Stored records ->
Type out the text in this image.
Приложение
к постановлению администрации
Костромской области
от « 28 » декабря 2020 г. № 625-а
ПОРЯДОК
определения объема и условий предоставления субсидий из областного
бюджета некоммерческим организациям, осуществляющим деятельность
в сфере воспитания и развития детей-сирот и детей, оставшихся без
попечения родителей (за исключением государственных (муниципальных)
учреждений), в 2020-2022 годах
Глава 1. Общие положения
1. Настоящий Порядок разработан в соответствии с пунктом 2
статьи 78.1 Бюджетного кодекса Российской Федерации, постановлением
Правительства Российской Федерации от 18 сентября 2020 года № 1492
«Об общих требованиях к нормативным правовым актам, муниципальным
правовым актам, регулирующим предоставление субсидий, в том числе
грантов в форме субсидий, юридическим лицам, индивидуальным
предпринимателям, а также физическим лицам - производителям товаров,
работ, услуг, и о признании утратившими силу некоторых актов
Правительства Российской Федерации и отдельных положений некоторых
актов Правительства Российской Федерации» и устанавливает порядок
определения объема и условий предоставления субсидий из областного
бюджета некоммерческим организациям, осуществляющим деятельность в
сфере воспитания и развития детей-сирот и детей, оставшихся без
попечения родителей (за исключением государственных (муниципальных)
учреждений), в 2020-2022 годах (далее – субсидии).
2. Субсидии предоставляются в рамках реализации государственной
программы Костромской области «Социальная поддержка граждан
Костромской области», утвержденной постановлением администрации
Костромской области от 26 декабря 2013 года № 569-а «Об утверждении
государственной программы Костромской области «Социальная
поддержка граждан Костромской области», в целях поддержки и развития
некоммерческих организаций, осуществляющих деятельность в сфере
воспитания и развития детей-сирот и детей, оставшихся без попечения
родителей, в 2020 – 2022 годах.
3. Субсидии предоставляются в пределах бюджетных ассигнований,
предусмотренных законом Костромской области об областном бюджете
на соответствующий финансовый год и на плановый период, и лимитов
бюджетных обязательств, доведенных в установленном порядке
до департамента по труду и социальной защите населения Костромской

What the task requires ->
From the data above, pick out each line containing "детей" and copy it.

Completed exercise ->
в сфере воспитания и развития детей-сирот и детей, оставшихся без
сфере воспитания и развития детей-сирот и детей, оставшихся без
воспитания и развития детей-сирот и детей, оставшихся без попечения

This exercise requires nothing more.